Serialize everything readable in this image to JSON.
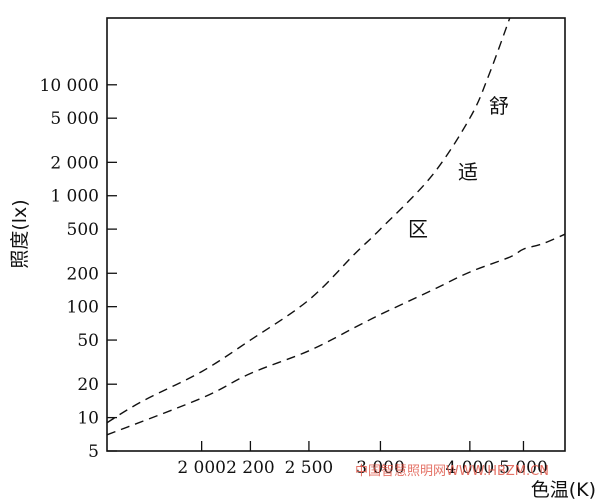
{
  "chart_data": {
    "type": "line",
    "xlabel": "色温(K)",
    "ylabel": "照度(lx)",
    "x_scale": "reciprocal",
    "y_scale": "log",
    "xlim": [
      1700,
      6200
    ],
    "ylim": [
      5,
      40000
    ],
    "x_ticks": [
      2000,
      2200,
      2500,
      3000,
      4000,
      5000
    ],
    "x_tick_labels": [
      "2 000",
      "2 200",
      "2 500",
      "3 000",
      "4 000",
      "5 000"
    ],
    "y_ticks": [
      10000,
      5000,
      2000,
      1000,
      500,
      200,
      100,
      50,
      20,
      10,
      5
    ],
    "y_tick_labels": [
      "10 000",
      "5 000",
      "2 000",
      "1 000",
      "500",
      "200",
      "100",
      "50",
      "20",
      "10",
      "5"
    ],
    "grid": false,
    "legend": "none",
    "line_style": "dashed",
    "line_color": "#111111",
    "series": [
      {
        "values_x": [
          1700,
          1800,
          2000,
          2200,
          2500,
          2800,
          3000,
          3500,
          4000,
          4300,
          4700
        ],
        "values_y": [
          9,
          14,
          26,
          50,
          115,
          300,
          500,
          1500,
          5000,
          12000,
          40000
        ]
      },
      {
        "values_x": [
          1700,
          2000,
          2200,
          2500,
          2800,
          3000,
          3500,
          4000,
          4700,
          5000,
          5500,
          6200
        ],
        "values_y": [
          7,
          15,
          25,
          40,
          65,
          85,
          140,
          205,
          280,
          330,
          370,
          450
        ]
      }
    ],
    "annotations": [
      "舒",
      "适",
      "区"
    ]
  },
  "watermark": "中国智慧照明网WWW.HBZM.CN"
}
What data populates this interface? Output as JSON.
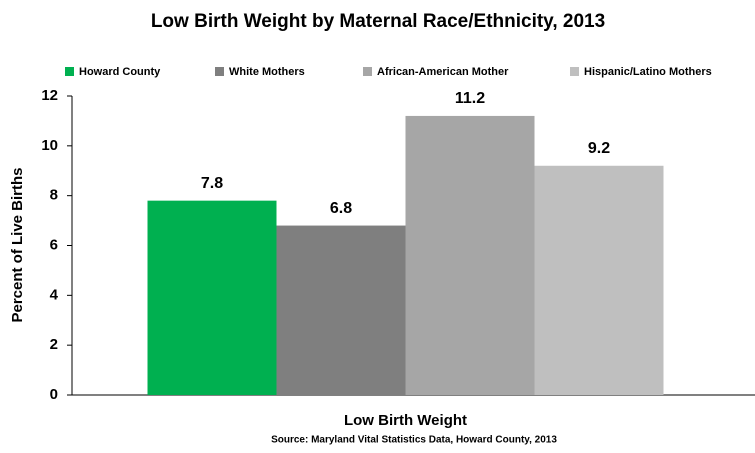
{
  "chart_data": {
    "type": "bar",
    "title": "Low Birth Weight by Maternal Race/Ethnicity, 2013",
    "y_label": "Percent of Live Births",
    "source": "Source: Maryland Vital Statistics Data, Howard County, 2013",
    "categories": [
      "Low Birth Weight"
    ],
    "series": [
      {
        "name": "Howard County",
        "color": "#00b050",
        "values": [
          7.8
        ]
      },
      {
        "name": "White Mothers",
        "color": "#7f7f7f",
        "values": [
          6.8
        ]
      },
      {
        "name": "African-American Mother",
        "color": "#a6a6a6",
        "values": [
          11.2
        ]
      },
      {
        "name": "Hispanic/Latino Mothers",
        "color": "#bfbfbf",
        "values": [
          9.2
        ]
      }
    ],
    "ylim": [
      0,
      12
    ],
    "yticks": [
      0,
      2,
      4,
      6,
      8,
      10,
      12
    ],
    "legend": "top",
    "data_labels": true
  }
}
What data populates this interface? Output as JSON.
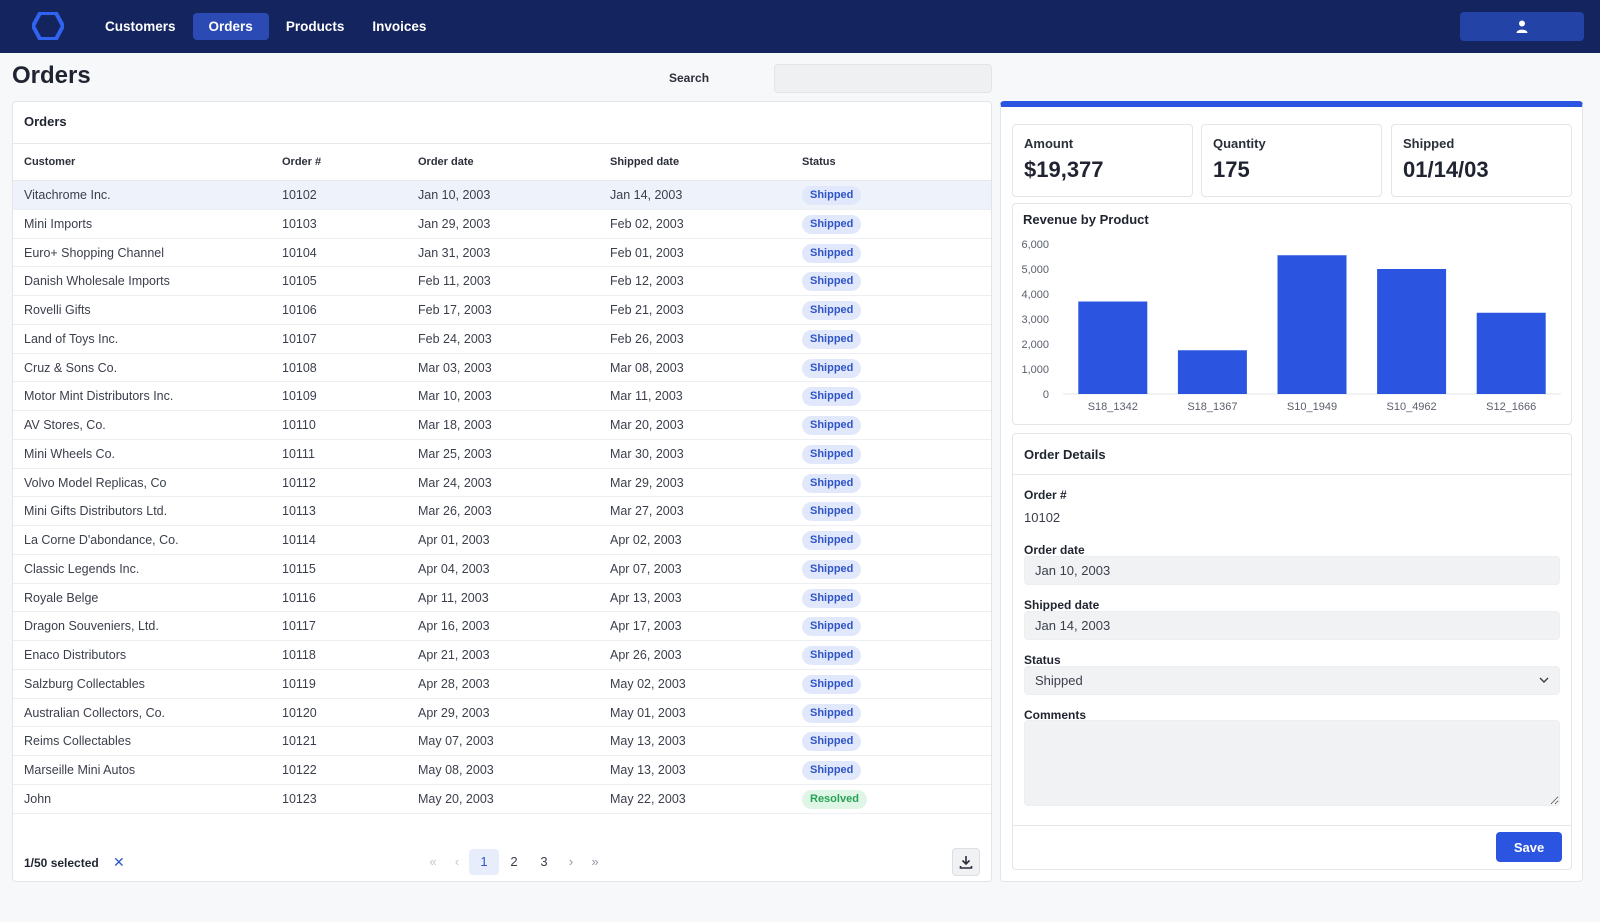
{
  "nav": {
    "items": [
      {
        "label": "Customers",
        "active": false
      },
      {
        "label": "Orders",
        "active": true
      },
      {
        "label": "Products",
        "active": false
      },
      {
        "label": "Invoices",
        "active": false
      }
    ],
    "user_icon": "user-icon",
    "logo_icon": "hexagon-logo-icon"
  },
  "page": {
    "title": "Orders",
    "search_label": "Search",
    "search_value": ""
  },
  "orders": {
    "title": "Orders",
    "columns": [
      "Customer",
      "Order #",
      "Order date",
      "Shipped date",
      "Status"
    ],
    "rows": [
      {
        "customer": "Vitachrome Inc.",
        "order": "10102",
        "order_date": "Jan 10, 2003",
        "shipped_date": "Jan 14, 2003",
        "status": "Shipped",
        "selected": true
      },
      {
        "customer": "Mini Imports",
        "order": "10103",
        "order_date": "Jan 29, 2003",
        "shipped_date": "Feb 02, 2003",
        "status": "Shipped"
      },
      {
        "customer": "Euro+ Shopping Channel",
        "order": "10104",
        "order_date": "Jan 31, 2003",
        "shipped_date": "Feb 01, 2003",
        "status": "Shipped"
      },
      {
        "customer": "Danish Wholesale Imports",
        "order": "10105",
        "order_date": "Feb 11, 2003",
        "shipped_date": "Feb 12, 2003",
        "status": "Shipped"
      },
      {
        "customer": "Rovelli Gifts",
        "order": "10106",
        "order_date": "Feb 17, 2003",
        "shipped_date": "Feb 21, 2003",
        "status": "Shipped"
      },
      {
        "customer": "Land of Toys Inc.",
        "order": "10107",
        "order_date": "Feb 24, 2003",
        "shipped_date": "Feb 26, 2003",
        "status": "Shipped"
      },
      {
        "customer": "Cruz & Sons Co.",
        "order": "10108",
        "order_date": "Mar 03, 2003",
        "shipped_date": "Mar 08, 2003",
        "status": "Shipped"
      },
      {
        "customer": "Motor Mint Distributors Inc.",
        "order": "10109",
        "order_date": "Mar 10, 2003",
        "shipped_date": "Mar 11, 2003",
        "status": "Shipped"
      },
      {
        "customer": "AV Stores, Co.",
        "order": "10110",
        "order_date": "Mar 18, 2003",
        "shipped_date": "Mar 20, 2003",
        "status": "Shipped"
      },
      {
        "customer": "Mini Wheels Co.",
        "order": "10111",
        "order_date": "Mar 25, 2003",
        "shipped_date": "Mar 30, 2003",
        "status": "Shipped"
      },
      {
        "customer": "Volvo Model Replicas, Co",
        "order": "10112",
        "order_date": "Mar 24, 2003",
        "shipped_date": "Mar 29, 2003",
        "status": "Shipped"
      },
      {
        "customer": "Mini Gifts Distributors Ltd.",
        "order": "10113",
        "order_date": "Mar 26, 2003",
        "shipped_date": "Mar 27, 2003",
        "status": "Shipped"
      },
      {
        "customer": "La Corne D'abondance, Co.",
        "order": "10114",
        "order_date": "Apr 01, 2003",
        "shipped_date": "Apr 02, 2003",
        "status": "Shipped"
      },
      {
        "customer": "Classic Legends Inc.",
        "order": "10115",
        "order_date": "Apr 04, 2003",
        "shipped_date": "Apr 07, 2003",
        "status": "Shipped"
      },
      {
        "customer": "Royale Belge",
        "order": "10116",
        "order_date": "Apr 11, 2003",
        "shipped_date": "Apr 13, 2003",
        "status": "Shipped"
      },
      {
        "customer": "Dragon Souveniers, Ltd.",
        "order": "10117",
        "order_date": "Apr 16, 2003",
        "shipped_date": "Apr 17, 2003",
        "status": "Shipped"
      },
      {
        "customer": "Enaco Distributors",
        "order": "10118",
        "order_date": "Apr 21, 2003",
        "shipped_date": "Apr 26, 2003",
        "status": "Shipped"
      },
      {
        "customer": "Salzburg Collectables",
        "order": "10119",
        "order_date": "Apr 28, 2003",
        "shipped_date": "May 02, 2003",
        "status": "Shipped"
      },
      {
        "customer": "Australian Collectors, Co.",
        "order": "10120",
        "order_date": "Apr 29, 2003",
        "shipped_date": "May 01, 2003",
        "status": "Shipped"
      },
      {
        "customer": "Reims Collectables",
        "order": "10121",
        "order_date": "May 07, 2003",
        "shipped_date": "May 13, 2003",
        "status": "Shipped"
      },
      {
        "customer": "Marseille Mini Autos",
        "order": "10122",
        "order_date": "May 08, 2003",
        "shipped_date": "May 13, 2003",
        "status": "Shipped"
      },
      {
        "customer": "John",
        "order": "10123",
        "order_date": "May 20, 2003",
        "shipped_date": "May 22, 2003",
        "status": "Resolved"
      }
    ],
    "footer": {
      "selected_text": "1/50 selected",
      "clear_icon": "close-icon",
      "pages": [
        "1",
        "2",
        "3"
      ],
      "current_page": "1",
      "download_icon": "download-icon"
    }
  },
  "stats": [
    {
      "label": "Amount",
      "value": "$19,377"
    },
    {
      "label": "Quantity",
      "value": "175"
    },
    {
      "label": "Shipped",
      "value": "01/14/03"
    }
  ],
  "chart_data": {
    "type": "bar",
    "title": "Revenue by Product",
    "categories": [
      "S18_1342",
      "S18_1367",
      "S10_1949",
      "S10_4962",
      "S12_1666"
    ],
    "values": [
      3700,
      1750,
      5550,
      5000,
      3250
    ],
    "ylim": [
      0,
      6000
    ],
    "yticks": [
      0,
      1000,
      2000,
      3000,
      4000,
      5000,
      6000
    ],
    "ytick_labels": [
      "0",
      "1,000",
      "2,000",
      "3,000",
      "4,000",
      "5,000",
      "6,000"
    ],
    "color": "#2b55e0",
    "grid": false,
    "xlabel": "",
    "ylabel": ""
  },
  "details": {
    "title": "Order Details",
    "order_label": "Order #",
    "order_value": "10102",
    "order_date_label": "Order date",
    "order_date_value": "Jan 10, 2003",
    "shipped_date_label": "Shipped date",
    "shipped_date_value": "Jan 14, 2003",
    "status_label": "Status",
    "status_value": "Shipped",
    "comments_label": "Comments",
    "comments_value": "",
    "save_label": "Save"
  },
  "colors": {
    "nav_bg": "#14245e",
    "accent": "#2b55e0",
    "shipped_badge": "#2f55c7",
    "resolved_badge": "#27a356"
  }
}
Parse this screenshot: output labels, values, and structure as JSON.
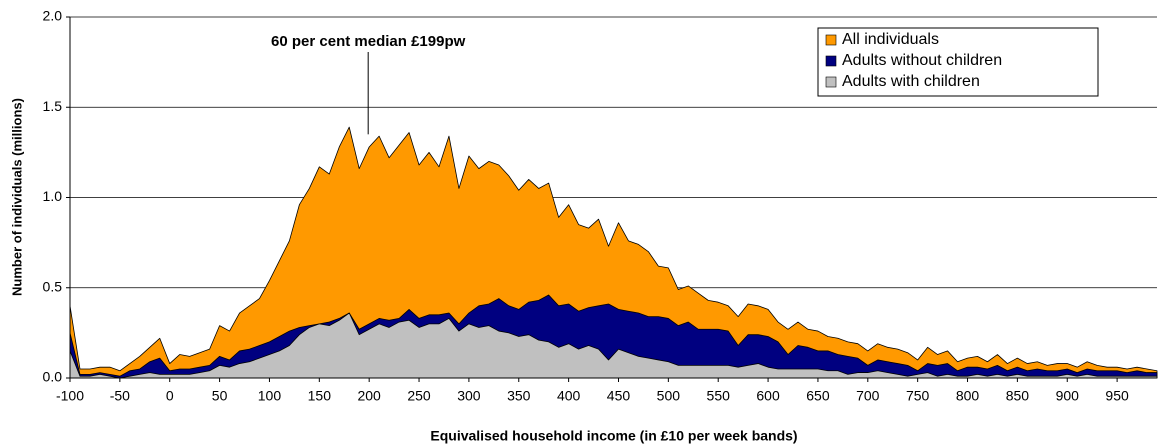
{
  "chart_data": {
    "type": "area",
    "annotation": {
      "text": "60 per cent median £199pw",
      "x": 199,
      "y": 1.35
    },
    "x_label": "Equivalised household income (in £10 per week bands)",
    "y_label": "Number of individuals (millions)",
    "xlim": [
      -100,
      990
    ],
    "ylim": [
      0,
      2
    ],
    "xticks": [
      -100,
      -50,
      0,
      50,
      100,
      150,
      200,
      250,
      300,
      350,
      400,
      450,
      500,
      550,
      600,
      650,
      700,
      750,
      800,
      850,
      900,
      950
    ],
    "yticks": [
      {
        "value": 0,
        "label": "0.0"
      },
      0.5,
      {
        "value": 1,
        "label": "1.0"
      },
      1.5,
      {
        "value": 2,
        "label": "2.0"
      }
    ],
    "grid": true,
    "legend": "top-right",
    "x": [
      -100,
      -90,
      -80,
      -70,
      -60,
      -50,
      -40,
      -30,
      -20,
      -10,
      0,
      10,
      20,
      30,
      40,
      50,
      60,
      70,
      80,
      90,
      100,
      110,
      120,
      130,
      140,
      150,
      160,
      170,
      180,
      190,
      200,
      210,
      220,
      230,
      240,
      250,
      260,
      270,
      280,
      290,
      300,
      310,
      320,
      330,
      340,
      350,
      360,
      370,
      380,
      390,
      400,
      410,
      420,
      430,
      440,
      450,
      460,
      470,
      480,
      490,
      500,
      510,
      520,
      530,
      540,
      550,
      560,
      570,
      580,
      590,
      600,
      610,
      620,
      630,
      640,
      650,
      660,
      670,
      680,
      690,
      700,
      710,
      720,
      730,
      740,
      750,
      760,
      770,
      780,
      790,
      800,
      810,
      820,
      830,
      840,
      850,
      860,
      870,
      880,
      890,
      900,
      910,
      920,
      930,
      940,
      950,
      960,
      970,
      980,
      990
    ],
    "series": [
      {
        "name": "All individuals",
        "color": "#ff9900",
        "values": [
          0.4,
          0.05,
          0.05,
          0.06,
          0.06,
          0.04,
          0.08,
          0.12,
          0.17,
          0.22,
          0.08,
          0.13,
          0.12,
          0.14,
          0.16,
          0.29,
          0.26,
          0.36,
          0.4,
          0.44,
          0.54,
          0.65,
          0.76,
          0.96,
          1.05,
          1.17,
          1.13,
          1.28,
          1.39,
          1.16,
          1.28,
          1.34,
          1.22,
          1.29,
          1.36,
          1.18,
          1.25,
          1.17,
          1.34,
          1.05,
          1.23,
          1.16,
          1.2,
          1.18,
          1.12,
          1.04,
          1.1,
          1.05,
          1.08,
          0.89,
          0.96,
          0.85,
          0.83,
          0.88,
          0.73,
          0.86,
          0.76,
          0.74,
          0.7,
          0.62,
          0.61,
          0.49,
          0.51,
          0.47,
          0.43,
          0.42,
          0.4,
          0.34,
          0.41,
          0.4,
          0.38,
          0.31,
          0.27,
          0.31,
          0.27,
          0.26,
          0.23,
          0.22,
          0.2,
          0.19,
          0.15,
          0.19,
          0.17,
          0.16,
          0.14,
          0.1,
          0.17,
          0.13,
          0.15,
          0.09,
          0.11,
          0.12,
          0.09,
          0.13,
          0.08,
          0.11,
          0.08,
          0.09,
          0.07,
          0.08,
          0.08,
          0.06,
          0.09,
          0.07,
          0.06,
          0.06,
          0.05,
          0.06,
          0.05,
          0.04
        ]
      },
      {
        "name": "Adults without children",
        "color": "#000080",
        "values": [
          0.25,
          0.02,
          0.02,
          0.03,
          0.02,
          0.01,
          0.04,
          0.05,
          0.09,
          0.11,
          0.04,
          0.05,
          0.05,
          0.06,
          0.07,
          0.12,
          0.1,
          0.15,
          0.16,
          0.18,
          0.2,
          0.23,
          0.26,
          0.28,
          0.29,
          0.3,
          0.31,
          0.33,
          0.36,
          0.27,
          0.3,
          0.33,
          0.32,
          0.33,
          0.38,
          0.33,
          0.35,
          0.35,
          0.36,
          0.3,
          0.36,
          0.4,
          0.41,
          0.44,
          0.4,
          0.38,
          0.42,
          0.43,
          0.46,
          0.4,
          0.41,
          0.37,
          0.39,
          0.4,
          0.41,
          0.38,
          0.37,
          0.36,
          0.34,
          0.34,
          0.33,
          0.29,
          0.31,
          0.27,
          0.27,
          0.27,
          0.26,
          0.18,
          0.24,
          0.24,
          0.23,
          0.2,
          0.13,
          0.18,
          0.17,
          0.15,
          0.15,
          0.13,
          0.12,
          0.11,
          0.07,
          0.1,
          0.09,
          0.08,
          0.07,
          0.04,
          0.08,
          0.07,
          0.08,
          0.04,
          0.06,
          0.06,
          0.05,
          0.07,
          0.04,
          0.06,
          0.04,
          0.05,
          0.04,
          0.04,
          0.05,
          0.03,
          0.05,
          0.04,
          0.04,
          0.04,
          0.03,
          0.04,
          0.03,
          0.03
        ]
      },
      {
        "name": "Adults with children",
        "color": "#c0c0c0",
        "values": [
          0.15,
          0.01,
          0.01,
          0.02,
          0.01,
          0.0,
          0.01,
          0.02,
          0.03,
          0.02,
          0.02,
          0.02,
          0.02,
          0.03,
          0.04,
          0.07,
          0.06,
          0.08,
          0.09,
          0.11,
          0.13,
          0.15,
          0.18,
          0.24,
          0.28,
          0.3,
          0.29,
          0.32,
          0.36,
          0.24,
          0.27,
          0.3,
          0.28,
          0.31,
          0.32,
          0.28,
          0.3,
          0.3,
          0.33,
          0.26,
          0.3,
          0.28,
          0.29,
          0.26,
          0.25,
          0.23,
          0.24,
          0.21,
          0.2,
          0.17,
          0.19,
          0.16,
          0.18,
          0.16,
          0.1,
          0.16,
          0.14,
          0.12,
          0.11,
          0.1,
          0.09,
          0.07,
          0.07,
          0.07,
          0.07,
          0.07,
          0.07,
          0.06,
          0.07,
          0.08,
          0.06,
          0.05,
          0.05,
          0.05,
          0.05,
          0.05,
          0.04,
          0.04,
          0.02,
          0.03,
          0.03,
          0.04,
          0.03,
          0.02,
          0.01,
          0.02,
          0.03,
          0.01,
          0.02,
          0.01,
          0.01,
          0.02,
          0.01,
          0.02,
          0.01,
          0.02,
          0.01,
          0.01,
          0.01,
          0.01,
          0.02,
          0.01,
          0.02,
          0.01,
          0.01,
          0.01,
          0.01,
          0.01,
          0.01,
          0.01
        ]
      }
    ]
  }
}
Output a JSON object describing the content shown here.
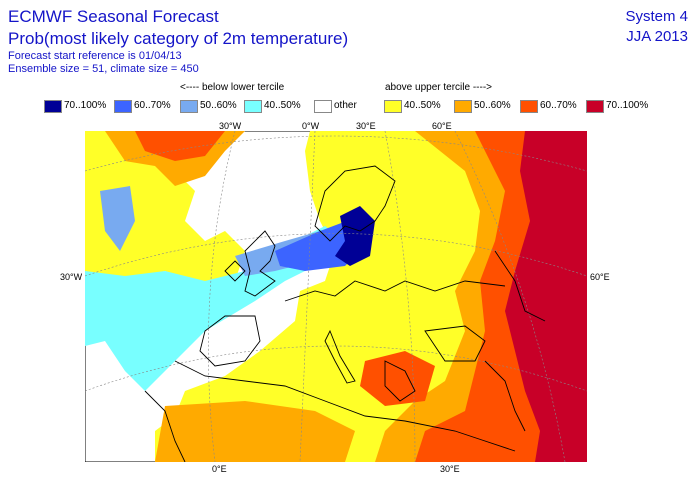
{
  "header": {
    "title": "ECMWF Seasonal Forecast",
    "subtitle": "Prob(most likely category of 2m temperature)",
    "start_ref": "Forecast start reference is 01/04/13",
    "ensemble": "Ensemble size = 51, climate size = 450",
    "system": "System 4",
    "season": "JJA 2013"
  },
  "legend": {
    "below_label": "<---- below lower tercile",
    "above_label": "above upper tercile ---->",
    "items": [
      {
        "label": "70..100%",
        "color": "#000096"
      },
      {
        "label": "60..70%",
        "color": "#3c64ff"
      },
      {
        "label": "50..60%",
        "color": "#78aaf0"
      },
      {
        "label": "40..50%",
        "color": "#78ffff"
      },
      {
        "label": "other",
        "color": "#ffffff"
      },
      {
        "label": "40..50%",
        "color": "#ffff28"
      },
      {
        "label": "50..60%",
        "color": "#ffaa00"
      },
      {
        "label": "60..70%",
        "color": "#ff5000"
      },
      {
        "label": "70..100%",
        "color": "#c80028"
      }
    ]
  },
  "axes": {
    "top": [
      "30°W",
      "0°W",
      "30°E",
      "60°E"
    ],
    "left": [
      "30°W"
    ],
    "right": [
      "60°E"
    ],
    "bottom": [
      "0°E",
      "30°E"
    ]
  }
}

-- Requirement --
Starting at the line containing "Output a JSON", write out each line through the last one in the listing above, inclusive, and nothing else. Pictures are excluded from the copy.

-- Answer to the task --
Output a JSON object describing the content shown here.
{
  "header": {
    "title": "ECMWF Seasonal Forecast",
    "subtitle": "Prob(most likely category of 2m temperature)",
    "start_ref": "Forecast start reference is 01/04/13",
    "ensemble": "Ensemble size = 51, climate size = 450",
    "system": "System 4",
    "season": "JJA 2013"
  },
  "legend": {
    "below_label": "<---- below lower tercile",
    "above_label": "above upper tercile ---->",
    "items": [
      {
        "label": "70..100%",
        "color": "#000096"
      },
      {
        "label": "60..70%",
        "color": "#3c64ff"
      },
      {
        "label": "50..60%",
        "color": "#78aaf0"
      },
      {
        "label": "40..50%",
        "color": "#78ffff"
      },
      {
        "label": "other",
        "color": "#ffffff"
      },
      {
        "label": "40..50%",
        "color": "#ffff28"
      },
      {
        "label": "50..60%",
        "color": "#ffaa00"
      },
      {
        "label": "60..70%",
        "color": "#ff5000"
      },
      {
        "label": "70..100%",
        "color": "#c80028"
      }
    ]
  },
  "axes": {
    "top": [
      "30°W",
      "0°W",
      "30°E",
      "60°E"
    ],
    "left": [
      "30°W"
    ],
    "right": [
      "60°E"
    ],
    "bottom": [
      "0°E",
      "30°E"
    ]
  }
}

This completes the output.